What follows is a listing to be transcribed exactly.

Dataset items
·····
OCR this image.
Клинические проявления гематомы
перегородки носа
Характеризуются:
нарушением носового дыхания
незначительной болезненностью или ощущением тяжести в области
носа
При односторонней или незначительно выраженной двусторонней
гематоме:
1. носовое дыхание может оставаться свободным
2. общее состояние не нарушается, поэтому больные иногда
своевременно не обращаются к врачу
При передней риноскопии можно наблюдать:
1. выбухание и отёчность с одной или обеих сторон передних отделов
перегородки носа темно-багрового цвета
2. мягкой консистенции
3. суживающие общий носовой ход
·····
FULL OUTPUT:
OCR this image.
Клинические проявления гематомы
перегородки носа
Характеризуются:
нарушением носового дыхания
незначительной болезненностью или ощущением тяжести в области
носа
При односторонней или незначительно выраженной двусторонней
гематоме:
1. носовое дыхание может оставаться свободным
2. общее состояние не нарушается, поэтому больные иногда
своевременно не обращаются к врачу
При передней риноскопии можно наблюдать:
1. выбухание и отёчность с одной или обеих сторон передних отделов
перегородки носа темно-багрового цвета
2. мягкой консистенции
3. суживающие общий носовой ход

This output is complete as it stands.